Job: Comb the records below for the string "this" and copy each line where it turns up.
============================================================
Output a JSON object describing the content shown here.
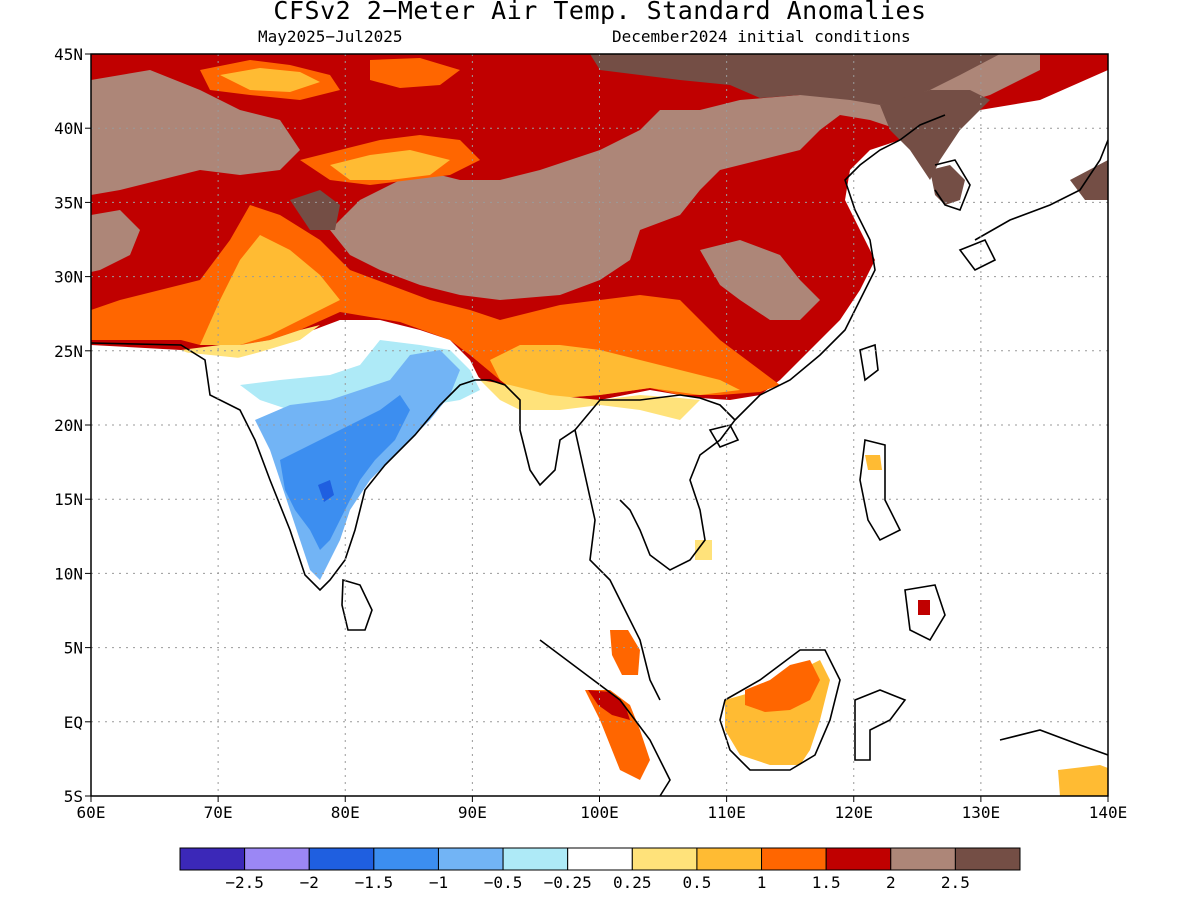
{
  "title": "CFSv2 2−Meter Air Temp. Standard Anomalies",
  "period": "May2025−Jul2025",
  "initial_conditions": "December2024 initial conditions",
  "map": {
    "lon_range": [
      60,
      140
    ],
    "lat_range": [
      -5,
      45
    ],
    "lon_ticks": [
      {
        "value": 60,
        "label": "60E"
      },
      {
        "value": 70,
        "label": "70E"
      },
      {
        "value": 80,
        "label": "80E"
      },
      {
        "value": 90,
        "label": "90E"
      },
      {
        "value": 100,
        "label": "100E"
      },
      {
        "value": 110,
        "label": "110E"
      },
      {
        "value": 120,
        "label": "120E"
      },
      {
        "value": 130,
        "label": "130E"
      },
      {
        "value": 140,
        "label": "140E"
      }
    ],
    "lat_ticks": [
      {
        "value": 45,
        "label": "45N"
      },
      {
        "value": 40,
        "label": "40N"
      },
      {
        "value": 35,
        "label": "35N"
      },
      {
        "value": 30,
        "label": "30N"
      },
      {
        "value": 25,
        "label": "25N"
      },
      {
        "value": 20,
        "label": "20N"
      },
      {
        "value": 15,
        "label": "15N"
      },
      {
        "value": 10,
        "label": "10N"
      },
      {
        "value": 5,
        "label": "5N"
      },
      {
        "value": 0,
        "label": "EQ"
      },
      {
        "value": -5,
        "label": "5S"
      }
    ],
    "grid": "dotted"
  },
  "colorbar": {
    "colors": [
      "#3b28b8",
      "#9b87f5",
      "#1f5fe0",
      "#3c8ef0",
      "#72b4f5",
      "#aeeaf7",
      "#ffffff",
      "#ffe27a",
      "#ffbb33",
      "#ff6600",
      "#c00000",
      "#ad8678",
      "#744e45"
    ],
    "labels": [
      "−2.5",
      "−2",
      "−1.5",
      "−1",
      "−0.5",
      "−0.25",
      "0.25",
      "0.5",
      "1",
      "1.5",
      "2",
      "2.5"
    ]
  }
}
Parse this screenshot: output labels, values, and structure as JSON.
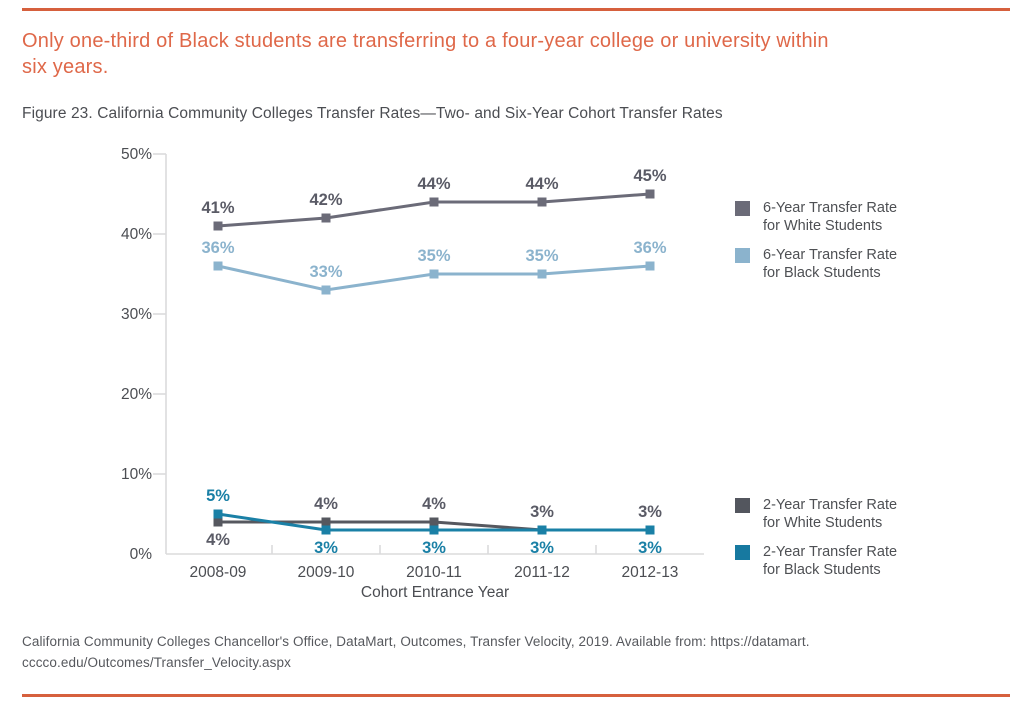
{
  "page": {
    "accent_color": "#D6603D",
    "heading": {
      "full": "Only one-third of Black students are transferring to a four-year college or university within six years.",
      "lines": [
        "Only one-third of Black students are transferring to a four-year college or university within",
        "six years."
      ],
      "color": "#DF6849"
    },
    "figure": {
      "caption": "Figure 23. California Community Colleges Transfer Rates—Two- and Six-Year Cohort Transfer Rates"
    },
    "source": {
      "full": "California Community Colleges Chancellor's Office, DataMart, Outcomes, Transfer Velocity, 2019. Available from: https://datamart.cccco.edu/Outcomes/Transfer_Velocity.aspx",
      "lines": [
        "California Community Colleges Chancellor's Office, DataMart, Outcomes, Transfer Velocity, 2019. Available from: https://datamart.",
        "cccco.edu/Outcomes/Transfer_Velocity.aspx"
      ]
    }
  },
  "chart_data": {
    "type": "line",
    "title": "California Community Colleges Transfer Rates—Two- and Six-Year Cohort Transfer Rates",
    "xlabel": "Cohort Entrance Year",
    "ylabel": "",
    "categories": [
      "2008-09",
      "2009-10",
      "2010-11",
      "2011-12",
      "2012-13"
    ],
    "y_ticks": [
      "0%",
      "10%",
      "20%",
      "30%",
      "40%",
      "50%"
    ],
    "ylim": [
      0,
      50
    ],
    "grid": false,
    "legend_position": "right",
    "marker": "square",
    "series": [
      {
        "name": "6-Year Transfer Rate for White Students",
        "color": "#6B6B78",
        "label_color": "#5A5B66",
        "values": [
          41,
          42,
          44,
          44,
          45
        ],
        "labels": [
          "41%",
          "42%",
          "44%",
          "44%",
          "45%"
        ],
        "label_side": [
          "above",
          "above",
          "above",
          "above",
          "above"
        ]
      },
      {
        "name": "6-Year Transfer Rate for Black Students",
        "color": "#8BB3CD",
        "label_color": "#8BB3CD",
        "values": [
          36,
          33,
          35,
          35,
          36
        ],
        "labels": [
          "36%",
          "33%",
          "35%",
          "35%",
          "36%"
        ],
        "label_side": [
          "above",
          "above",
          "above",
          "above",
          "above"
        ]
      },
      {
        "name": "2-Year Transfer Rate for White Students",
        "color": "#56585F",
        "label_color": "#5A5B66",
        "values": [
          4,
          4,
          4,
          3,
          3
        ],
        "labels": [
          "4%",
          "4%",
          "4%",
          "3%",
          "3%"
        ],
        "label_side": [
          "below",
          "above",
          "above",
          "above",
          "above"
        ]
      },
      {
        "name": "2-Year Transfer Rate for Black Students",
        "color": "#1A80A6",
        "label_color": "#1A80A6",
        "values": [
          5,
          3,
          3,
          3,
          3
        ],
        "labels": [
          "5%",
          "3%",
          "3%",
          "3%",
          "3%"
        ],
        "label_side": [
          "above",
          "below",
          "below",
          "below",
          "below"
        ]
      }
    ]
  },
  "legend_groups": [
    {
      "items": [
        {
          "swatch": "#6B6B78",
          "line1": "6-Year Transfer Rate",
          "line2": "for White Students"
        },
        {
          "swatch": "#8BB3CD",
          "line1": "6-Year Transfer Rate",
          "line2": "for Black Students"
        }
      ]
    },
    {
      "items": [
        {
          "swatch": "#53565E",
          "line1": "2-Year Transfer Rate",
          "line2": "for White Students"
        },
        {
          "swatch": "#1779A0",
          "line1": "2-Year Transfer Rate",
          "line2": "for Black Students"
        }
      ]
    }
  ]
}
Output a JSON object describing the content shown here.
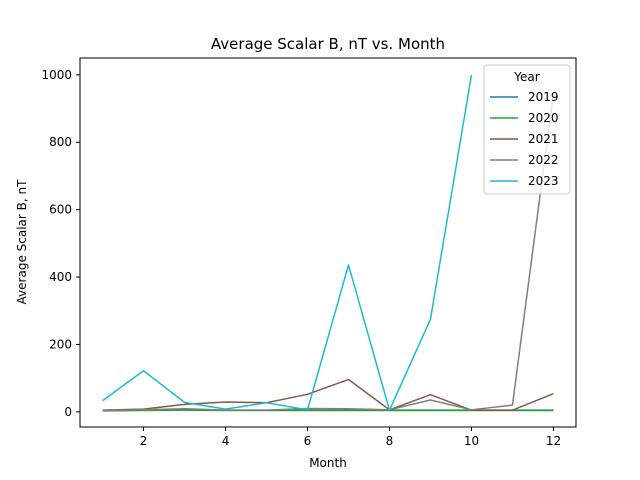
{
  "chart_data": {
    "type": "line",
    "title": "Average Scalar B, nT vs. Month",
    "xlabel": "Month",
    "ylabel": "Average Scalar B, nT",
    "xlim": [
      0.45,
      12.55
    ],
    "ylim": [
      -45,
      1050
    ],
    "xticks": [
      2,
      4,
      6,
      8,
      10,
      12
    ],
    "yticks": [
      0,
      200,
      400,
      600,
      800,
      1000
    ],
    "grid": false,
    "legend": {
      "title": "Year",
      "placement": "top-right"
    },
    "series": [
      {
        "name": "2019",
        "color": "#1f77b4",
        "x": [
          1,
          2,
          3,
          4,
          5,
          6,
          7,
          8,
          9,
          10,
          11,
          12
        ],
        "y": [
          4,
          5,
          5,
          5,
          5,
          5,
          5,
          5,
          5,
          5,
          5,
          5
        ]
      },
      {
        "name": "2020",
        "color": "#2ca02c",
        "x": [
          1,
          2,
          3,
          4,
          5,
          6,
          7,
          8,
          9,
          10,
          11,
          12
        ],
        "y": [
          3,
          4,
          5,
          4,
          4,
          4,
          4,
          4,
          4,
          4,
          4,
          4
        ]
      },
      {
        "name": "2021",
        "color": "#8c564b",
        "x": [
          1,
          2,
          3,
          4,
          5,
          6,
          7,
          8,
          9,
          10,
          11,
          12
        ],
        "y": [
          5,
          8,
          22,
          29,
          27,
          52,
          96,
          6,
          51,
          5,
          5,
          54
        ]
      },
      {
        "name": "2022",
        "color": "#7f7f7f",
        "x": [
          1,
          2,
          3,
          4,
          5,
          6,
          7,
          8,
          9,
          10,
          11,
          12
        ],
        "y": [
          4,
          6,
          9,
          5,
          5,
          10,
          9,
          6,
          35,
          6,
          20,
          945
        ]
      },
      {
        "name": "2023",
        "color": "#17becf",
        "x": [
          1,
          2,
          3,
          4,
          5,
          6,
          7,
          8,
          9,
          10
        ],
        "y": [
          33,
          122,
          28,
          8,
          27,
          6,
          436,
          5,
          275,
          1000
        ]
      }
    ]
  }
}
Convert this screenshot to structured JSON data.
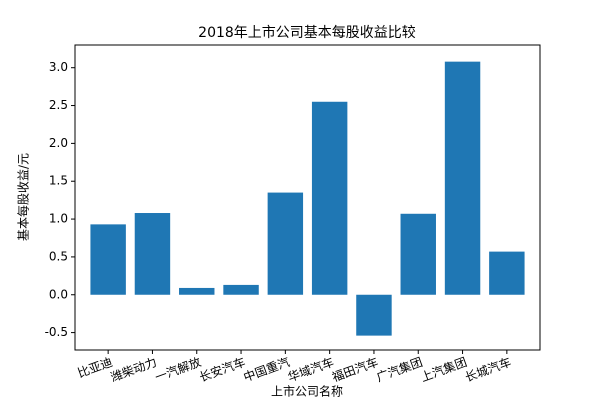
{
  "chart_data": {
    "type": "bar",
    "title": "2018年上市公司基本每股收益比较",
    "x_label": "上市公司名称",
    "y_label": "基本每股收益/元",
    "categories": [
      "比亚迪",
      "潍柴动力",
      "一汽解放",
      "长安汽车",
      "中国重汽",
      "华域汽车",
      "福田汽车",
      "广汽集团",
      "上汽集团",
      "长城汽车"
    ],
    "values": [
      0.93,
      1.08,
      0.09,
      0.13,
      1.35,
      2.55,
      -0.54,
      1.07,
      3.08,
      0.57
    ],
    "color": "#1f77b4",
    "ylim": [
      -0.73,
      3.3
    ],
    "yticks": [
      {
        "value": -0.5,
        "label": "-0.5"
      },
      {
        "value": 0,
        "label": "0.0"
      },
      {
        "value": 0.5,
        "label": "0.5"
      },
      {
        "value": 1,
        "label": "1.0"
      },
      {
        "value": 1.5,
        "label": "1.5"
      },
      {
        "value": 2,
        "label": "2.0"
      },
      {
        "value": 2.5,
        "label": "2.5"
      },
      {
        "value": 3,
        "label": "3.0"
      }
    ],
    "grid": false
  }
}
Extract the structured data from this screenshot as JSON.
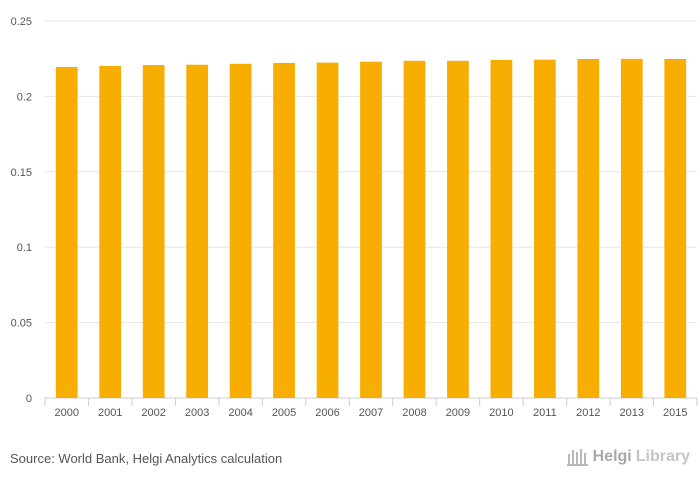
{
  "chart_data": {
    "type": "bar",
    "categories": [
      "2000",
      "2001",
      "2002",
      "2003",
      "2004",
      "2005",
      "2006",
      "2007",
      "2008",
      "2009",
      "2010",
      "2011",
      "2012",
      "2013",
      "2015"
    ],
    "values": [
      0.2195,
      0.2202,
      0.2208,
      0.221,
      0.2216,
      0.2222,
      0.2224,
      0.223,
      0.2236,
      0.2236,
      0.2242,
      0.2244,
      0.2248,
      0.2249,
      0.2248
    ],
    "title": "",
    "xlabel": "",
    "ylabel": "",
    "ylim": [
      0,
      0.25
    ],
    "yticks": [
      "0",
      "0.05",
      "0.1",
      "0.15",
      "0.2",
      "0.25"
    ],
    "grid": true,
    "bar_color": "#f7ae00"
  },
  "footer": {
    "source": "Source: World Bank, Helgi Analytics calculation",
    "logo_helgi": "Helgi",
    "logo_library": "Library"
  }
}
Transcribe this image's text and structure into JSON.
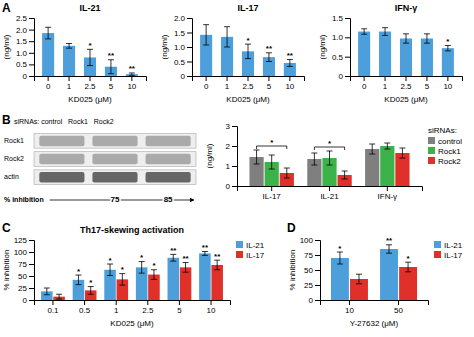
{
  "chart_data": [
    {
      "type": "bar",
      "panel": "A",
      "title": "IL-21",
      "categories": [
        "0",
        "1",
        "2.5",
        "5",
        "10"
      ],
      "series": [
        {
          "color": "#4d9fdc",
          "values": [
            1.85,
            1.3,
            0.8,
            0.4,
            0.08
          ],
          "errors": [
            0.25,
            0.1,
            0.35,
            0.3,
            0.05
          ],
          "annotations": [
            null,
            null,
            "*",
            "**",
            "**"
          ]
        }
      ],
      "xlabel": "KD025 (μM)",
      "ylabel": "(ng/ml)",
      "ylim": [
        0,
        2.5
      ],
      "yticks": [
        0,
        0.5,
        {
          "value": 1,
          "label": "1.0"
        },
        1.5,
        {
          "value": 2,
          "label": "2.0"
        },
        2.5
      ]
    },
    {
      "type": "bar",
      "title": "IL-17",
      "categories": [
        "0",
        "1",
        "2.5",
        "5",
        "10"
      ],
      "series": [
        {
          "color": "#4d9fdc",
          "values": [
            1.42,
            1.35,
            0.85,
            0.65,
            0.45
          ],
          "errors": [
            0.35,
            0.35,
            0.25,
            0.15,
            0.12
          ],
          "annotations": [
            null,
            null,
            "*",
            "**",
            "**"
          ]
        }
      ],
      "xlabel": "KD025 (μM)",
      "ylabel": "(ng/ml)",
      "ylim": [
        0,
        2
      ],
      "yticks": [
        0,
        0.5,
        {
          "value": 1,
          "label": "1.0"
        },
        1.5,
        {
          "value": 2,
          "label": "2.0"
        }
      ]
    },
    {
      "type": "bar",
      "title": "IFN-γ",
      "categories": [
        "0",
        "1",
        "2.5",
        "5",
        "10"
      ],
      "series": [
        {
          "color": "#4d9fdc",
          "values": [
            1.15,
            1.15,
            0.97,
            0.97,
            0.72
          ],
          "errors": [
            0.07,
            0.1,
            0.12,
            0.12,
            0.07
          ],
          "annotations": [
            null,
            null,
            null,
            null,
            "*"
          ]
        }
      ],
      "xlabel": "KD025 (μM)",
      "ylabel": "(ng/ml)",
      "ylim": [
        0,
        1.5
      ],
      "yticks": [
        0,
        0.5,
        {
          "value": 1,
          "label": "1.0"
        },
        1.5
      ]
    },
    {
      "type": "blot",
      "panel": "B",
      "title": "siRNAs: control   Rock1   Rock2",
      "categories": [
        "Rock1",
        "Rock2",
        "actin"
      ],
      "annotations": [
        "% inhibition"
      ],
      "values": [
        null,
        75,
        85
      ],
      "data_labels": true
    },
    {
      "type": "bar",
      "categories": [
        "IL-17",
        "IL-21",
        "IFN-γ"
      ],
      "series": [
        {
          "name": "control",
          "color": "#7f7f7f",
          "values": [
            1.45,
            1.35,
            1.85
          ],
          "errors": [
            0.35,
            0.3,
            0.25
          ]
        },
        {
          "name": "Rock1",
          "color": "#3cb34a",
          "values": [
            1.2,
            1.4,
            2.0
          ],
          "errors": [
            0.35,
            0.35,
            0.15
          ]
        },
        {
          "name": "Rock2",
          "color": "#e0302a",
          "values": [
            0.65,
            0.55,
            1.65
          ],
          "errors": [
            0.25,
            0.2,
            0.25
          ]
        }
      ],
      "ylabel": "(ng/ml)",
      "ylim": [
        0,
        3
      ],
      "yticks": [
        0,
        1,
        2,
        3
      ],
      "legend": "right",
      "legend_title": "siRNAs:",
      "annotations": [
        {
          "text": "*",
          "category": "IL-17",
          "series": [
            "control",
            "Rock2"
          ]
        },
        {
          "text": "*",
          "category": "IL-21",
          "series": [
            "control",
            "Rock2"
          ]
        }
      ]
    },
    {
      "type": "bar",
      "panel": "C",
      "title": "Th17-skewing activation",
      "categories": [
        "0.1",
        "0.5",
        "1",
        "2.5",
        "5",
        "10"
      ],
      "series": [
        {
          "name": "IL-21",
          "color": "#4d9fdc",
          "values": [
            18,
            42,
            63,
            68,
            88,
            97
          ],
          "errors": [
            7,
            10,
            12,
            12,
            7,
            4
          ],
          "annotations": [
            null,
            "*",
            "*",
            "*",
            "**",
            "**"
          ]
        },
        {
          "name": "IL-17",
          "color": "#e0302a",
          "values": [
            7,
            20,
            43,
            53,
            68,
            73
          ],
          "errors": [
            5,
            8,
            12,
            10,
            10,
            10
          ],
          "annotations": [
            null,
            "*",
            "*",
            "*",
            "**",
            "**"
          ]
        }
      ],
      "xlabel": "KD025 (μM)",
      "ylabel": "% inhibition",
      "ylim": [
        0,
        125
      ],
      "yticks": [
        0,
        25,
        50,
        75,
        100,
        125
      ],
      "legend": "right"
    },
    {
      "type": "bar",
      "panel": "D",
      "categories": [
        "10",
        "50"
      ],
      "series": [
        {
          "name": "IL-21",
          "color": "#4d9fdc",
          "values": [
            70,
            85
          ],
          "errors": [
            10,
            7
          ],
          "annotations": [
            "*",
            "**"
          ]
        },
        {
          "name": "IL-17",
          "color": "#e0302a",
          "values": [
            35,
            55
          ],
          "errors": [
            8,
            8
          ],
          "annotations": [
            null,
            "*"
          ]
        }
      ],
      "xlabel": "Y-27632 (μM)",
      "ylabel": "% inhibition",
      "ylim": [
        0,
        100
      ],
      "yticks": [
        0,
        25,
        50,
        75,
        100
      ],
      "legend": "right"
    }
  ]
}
============================================================
Task answer:
Parse this screenshot: output labels, values, and structure as JSON.
Convert this screenshot to structured JSON data.
Extract the structured data from this screenshot as JSON.
Transcribe this image's text and structure into JSON.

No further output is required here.